Reproduce the data in its entirety, exactly as supplied.

Collected data entries:
--------------------
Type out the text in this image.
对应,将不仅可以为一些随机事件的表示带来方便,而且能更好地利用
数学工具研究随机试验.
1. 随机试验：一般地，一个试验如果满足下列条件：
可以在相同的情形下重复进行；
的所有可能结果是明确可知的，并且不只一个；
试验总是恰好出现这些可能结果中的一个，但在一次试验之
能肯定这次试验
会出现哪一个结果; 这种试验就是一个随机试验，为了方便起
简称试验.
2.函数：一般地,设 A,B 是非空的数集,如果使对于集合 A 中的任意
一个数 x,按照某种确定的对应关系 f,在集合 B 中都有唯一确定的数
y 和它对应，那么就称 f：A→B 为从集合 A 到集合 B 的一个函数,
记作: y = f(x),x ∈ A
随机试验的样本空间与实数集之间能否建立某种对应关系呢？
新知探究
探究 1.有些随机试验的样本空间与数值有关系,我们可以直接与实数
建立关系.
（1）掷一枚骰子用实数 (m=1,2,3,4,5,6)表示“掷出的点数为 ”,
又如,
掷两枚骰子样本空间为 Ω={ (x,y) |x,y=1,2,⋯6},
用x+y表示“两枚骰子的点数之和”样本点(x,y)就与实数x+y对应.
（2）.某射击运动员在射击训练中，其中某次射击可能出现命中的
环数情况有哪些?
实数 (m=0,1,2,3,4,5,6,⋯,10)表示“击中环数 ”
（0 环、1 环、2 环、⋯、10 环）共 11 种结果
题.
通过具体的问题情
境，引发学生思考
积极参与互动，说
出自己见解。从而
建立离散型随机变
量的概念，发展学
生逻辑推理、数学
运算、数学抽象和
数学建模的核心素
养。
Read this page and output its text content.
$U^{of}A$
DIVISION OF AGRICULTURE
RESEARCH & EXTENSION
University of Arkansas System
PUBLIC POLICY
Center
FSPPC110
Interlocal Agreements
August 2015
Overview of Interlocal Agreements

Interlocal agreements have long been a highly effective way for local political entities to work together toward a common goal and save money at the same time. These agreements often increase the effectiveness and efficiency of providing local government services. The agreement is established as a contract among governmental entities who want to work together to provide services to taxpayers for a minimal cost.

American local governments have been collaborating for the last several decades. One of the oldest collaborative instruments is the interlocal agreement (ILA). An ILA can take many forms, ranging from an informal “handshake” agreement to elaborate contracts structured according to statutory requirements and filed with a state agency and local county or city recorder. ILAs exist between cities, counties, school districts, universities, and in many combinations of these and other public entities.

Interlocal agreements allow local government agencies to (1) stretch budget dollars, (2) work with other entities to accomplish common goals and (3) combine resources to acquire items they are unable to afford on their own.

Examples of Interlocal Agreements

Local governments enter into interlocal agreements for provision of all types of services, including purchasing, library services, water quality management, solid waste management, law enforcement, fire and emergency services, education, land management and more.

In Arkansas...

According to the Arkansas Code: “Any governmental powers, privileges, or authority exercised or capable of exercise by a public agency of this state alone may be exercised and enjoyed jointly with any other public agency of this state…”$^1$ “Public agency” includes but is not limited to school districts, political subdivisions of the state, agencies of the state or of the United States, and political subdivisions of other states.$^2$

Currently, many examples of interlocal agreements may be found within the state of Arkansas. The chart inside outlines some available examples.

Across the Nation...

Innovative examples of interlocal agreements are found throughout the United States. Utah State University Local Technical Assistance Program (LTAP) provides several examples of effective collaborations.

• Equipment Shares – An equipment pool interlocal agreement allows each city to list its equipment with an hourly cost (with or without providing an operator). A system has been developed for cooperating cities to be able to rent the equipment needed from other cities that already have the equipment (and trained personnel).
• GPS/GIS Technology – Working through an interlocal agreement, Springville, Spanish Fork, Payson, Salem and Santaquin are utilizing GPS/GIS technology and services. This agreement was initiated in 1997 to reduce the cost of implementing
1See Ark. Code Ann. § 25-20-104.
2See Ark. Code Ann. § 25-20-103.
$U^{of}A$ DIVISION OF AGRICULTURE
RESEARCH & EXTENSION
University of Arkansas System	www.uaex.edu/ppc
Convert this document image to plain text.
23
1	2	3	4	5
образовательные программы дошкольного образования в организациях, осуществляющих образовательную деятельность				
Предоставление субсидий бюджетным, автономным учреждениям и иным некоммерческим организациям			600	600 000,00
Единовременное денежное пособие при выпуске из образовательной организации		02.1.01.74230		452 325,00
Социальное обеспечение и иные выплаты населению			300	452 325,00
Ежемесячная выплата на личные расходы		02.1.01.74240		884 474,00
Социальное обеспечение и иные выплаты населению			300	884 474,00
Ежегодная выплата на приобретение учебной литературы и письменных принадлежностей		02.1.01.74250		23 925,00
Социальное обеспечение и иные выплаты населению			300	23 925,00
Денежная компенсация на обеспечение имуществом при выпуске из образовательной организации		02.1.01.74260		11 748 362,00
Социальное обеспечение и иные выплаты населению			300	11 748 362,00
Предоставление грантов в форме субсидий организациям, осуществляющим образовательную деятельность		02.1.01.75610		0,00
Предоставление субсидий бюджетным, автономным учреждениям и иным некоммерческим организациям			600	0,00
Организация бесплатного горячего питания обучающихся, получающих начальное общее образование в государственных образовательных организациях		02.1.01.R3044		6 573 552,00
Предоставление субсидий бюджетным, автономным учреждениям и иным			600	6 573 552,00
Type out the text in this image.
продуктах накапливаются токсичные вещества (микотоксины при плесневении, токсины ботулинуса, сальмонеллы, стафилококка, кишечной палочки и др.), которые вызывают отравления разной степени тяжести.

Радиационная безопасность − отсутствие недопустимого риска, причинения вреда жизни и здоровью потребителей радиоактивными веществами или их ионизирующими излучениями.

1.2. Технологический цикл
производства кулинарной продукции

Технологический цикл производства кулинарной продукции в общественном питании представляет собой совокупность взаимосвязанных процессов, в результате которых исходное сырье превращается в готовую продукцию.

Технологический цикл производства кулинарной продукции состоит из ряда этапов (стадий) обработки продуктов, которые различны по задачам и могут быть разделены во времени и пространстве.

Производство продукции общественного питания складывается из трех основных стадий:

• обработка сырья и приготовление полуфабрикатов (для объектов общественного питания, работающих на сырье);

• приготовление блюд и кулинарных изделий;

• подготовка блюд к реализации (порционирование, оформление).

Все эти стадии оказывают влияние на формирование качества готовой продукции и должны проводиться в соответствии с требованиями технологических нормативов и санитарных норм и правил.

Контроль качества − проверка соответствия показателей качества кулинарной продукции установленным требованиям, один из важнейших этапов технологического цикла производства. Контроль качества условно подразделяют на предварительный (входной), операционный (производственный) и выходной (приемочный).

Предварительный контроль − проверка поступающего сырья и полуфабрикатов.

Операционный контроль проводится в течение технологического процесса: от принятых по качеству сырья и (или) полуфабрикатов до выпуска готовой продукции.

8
--------------------
EXPECTED OUTPUT:
Type out the text in this image.
对应,将不仅可以为一些随机事件的表示带来方便,而且能更好地利用
数学工具研究随机试验.
1. 随机试验：一般地，一个试验如果满足下列条件：
可以在相同的情形下重复进行；
的所有可能结果是明确可知的，并且不只一个；
试验总是恰好出现这些可能结果中的一个，但在一次试验之
能肯定这次试验
会出现哪一个结果; 这种试验就是一个随机试验，为了方便起
简称试验.
2.函数：一般地,设 A,B 是非空的数集,如果使对于集合 A 中的任意
一个数 x,按照某种确定的对应关系 f,在集合 B 中都有唯一确定的数
y 和它对应，那么就称 f：A→B 为从集合 A 到集合 B 的一个函数,
记作: y = f(x),x ∈ A
随机试验的样本空间与实数集之间能否建立某种对应关系呢？
新知探究
探究 1.有些随机试验的样本空间与数值有关系,我们可以直接与实数
建立关系.
（1）掷一枚骰子用实数 (m=1,2,3,4,5,6)表示“掷出的点数为 ”,
又如,
掷两枚骰子样本空间为 Ω={ (x,y) |x,y=1,2,⋯6},
用x+y表示“两枚骰子的点数之和”样本点(x,y)就与实数x+y对应.
（2）.某射击运动员在射击训练中，其中某次射击可能出现命中的
环数情况有哪些?
实数 (m=0,1,2,3,4,5,6,⋯,10)表示“击中环数 ”
（0 环、1 环、2 环、⋯、10 环）共 11 种结果
题.
通过具体的问题情
境，引发学生思考
积极参与互动，说
出自己见解。从而
建立离散型随机变
量的概念，发展学
生逻辑推理、数学
运算、数学抽象和
数学建模的核心素
养。
Read this page and output its text content.
$U^{of}A$
DIVISION OF AGRICULTURE
RESEARCH & EXTENSION
University of Arkansas System
PUBLIC POLICY
Center
FSPPC110
Interlocal Agreements
August 2015
Overview of Interlocal Agreements

Interlocal agreements have long been a highly effective way for local political entities to work together toward a common goal and save money at the same time. These agreements often increase the effectiveness and efficiency of providing local government services. The agreement is established as a contract among governmental entities who want to work together to provide services to taxpayers for a minimal cost.

American local governments have been collaborating for the last several decades. One of the oldest collaborative instruments is the interlocal agreement (ILA). An ILA can take many forms, ranging from an informal “handshake” agreement to elaborate contracts structured according to statutory requirements and filed with a state agency and local county or city recorder. ILAs exist between cities, counties, school districts, universities, and in many combinations of these and other public entities.

Interlocal agreements allow local government agencies to (1) stretch budget dollars, (2) work with other entities to accomplish common goals and (3) combine resources to acquire items they are unable to afford on their own.

Examples of Interlocal Agreements

Local governments enter into interlocal agreements for provision of all types of services, including purchasing, library services, water quality management, solid waste management, law enforcement, fire and emergency services, education, land management and more.

In Arkansas...

According to the Arkansas Code: “Any governmental powers, privileges, or authority exercised or capable of exercise by a public agency of this state alone may be exercised and enjoyed jointly with any other public agency of this state…”$^1$ “Public agency” includes but is not limited to school districts, political subdivisions of the state, agencies of the state or of the United States, and political subdivisions of other states.$^2$

Currently, many examples of interlocal agreements may be found within the state of Arkansas. The chart inside outlines some available examples.

Across the Nation...

Innovative examples of interlocal agreements are found throughout the United States. Utah State University Local Technical Assistance Program (LTAP) provides several examples of effective collaborations.

• Equipment Shares – An equipment pool interlocal agreement allows each city to list its equipment with an hourly cost (with or without providing an operator). A system has been developed for cooperating cities to be able to rent the equipment needed from other cities that already have the equipment (and trained personnel).
• GPS/GIS Technology – Working through an interlocal agreement, Springville, Spanish Fork, Payson, Salem and Santaquin are utilizing GPS/GIS technology and services. This agreement was initiated in 1997 to reduce the cost of implementing
1See Ark. Code Ann. § 25-20-104.
2See Ark. Code Ann. § 25-20-103.
$U^{of}A$ DIVISION OF AGRICULTURE
RESEARCH & EXTENSION
University of Arkansas System	www.uaex.edu/ppc
Convert this document image to plain text.
23
1	2	3	4	5
образовательные программы дошкольного образования в организациях, осуществляющих образовательную деятельность				
Предоставление субсидий бюджетным, автономным учреждениям и иным некоммерческим организациям			600	600 000,00
Единовременное денежное пособие при выпуске из образовательной организации		02.1.01.74230		452 325,00
Социальное обеспечение и иные выплаты населению			300	452 325,00
Ежемесячная выплата на личные расходы		02.1.01.74240		884 474,00
Социальное обеспечение и иные выплаты населению			300	884 474,00
Ежегодная выплата на приобретение учебной литературы и письменных принадлежностей		02.1.01.74250		23 925,00
Социальное обеспечение и иные выплаты населению			300	23 925,00
Денежная компенсация на обеспечение имуществом при выпуске из образовательной организации		02.1.01.74260		11 748 362,00
Социальное обеспечение и иные выплаты населению			300	11 748 362,00
Предоставление грантов в форме субсидий организациям, осуществляющим образовательную деятельность		02.1.01.75610		0,00
Предоставление субсидий бюджетным, автономным учреждениям и иным некоммерческим организациям			600	0,00
Организация бесплатного горячего питания обучающихся, получающих начальное общее образование в государственных образовательных организациях		02.1.01.R3044		6 573 552,00
Предоставление субсидий бюджетным, автономным учреждениям и иным			600	6 573 552,00
Type out the text in this image.
продуктах накапливаются токсичные вещества (микотоксины при плесневении, токсины ботулинуса, сальмонеллы, стафилококка, кишечной палочки и др.), которые вызывают отравления разной степени тяжести.

Радиационная безопасность − отсутствие недопустимого риска, причинения вреда жизни и здоровью потребителей радиоактивными веществами или их ионизирующими излучениями.

1.2. Технологический цикл
производства кулинарной продукции

Технологический цикл производства кулинарной продукции в общественном питании представляет собой совокупность взаимосвязанных процессов, в результате которых исходное сырье превращается в готовую продукцию.

Технологический цикл производства кулинарной продукции состоит из ряда этапов (стадий) обработки продуктов, которые различны по задачам и могут быть разделены во времени и пространстве.

Производство продукции общественного питания складывается из трех основных стадий:

• обработка сырья и приготовление полуфабрикатов (для объектов общественного питания, работающих на сырье);

• приготовление блюд и кулинарных изделий;

• подготовка блюд к реализации (порционирование, оформление).

Все эти стадии оказывают влияние на формирование качества готовой продукции и должны проводиться в соответствии с требованиями технологических нормативов и санитарных норм и правил.

Контроль качества − проверка соответствия показателей качества кулинарной продукции установленным требованиям, один из важнейших этапов технологического цикла производства. Контроль качества условно подразделяют на предварительный (входной), операционный (производственный) и выходной (приемочный).

Предварительный контроль − проверка поступающего сырья и полуфабрикатов.

Операционный контроль проводится в течение технологического процесса: от принятых по качеству сырья и (или) полуфабрикатов до выпуска готовой продукции.

8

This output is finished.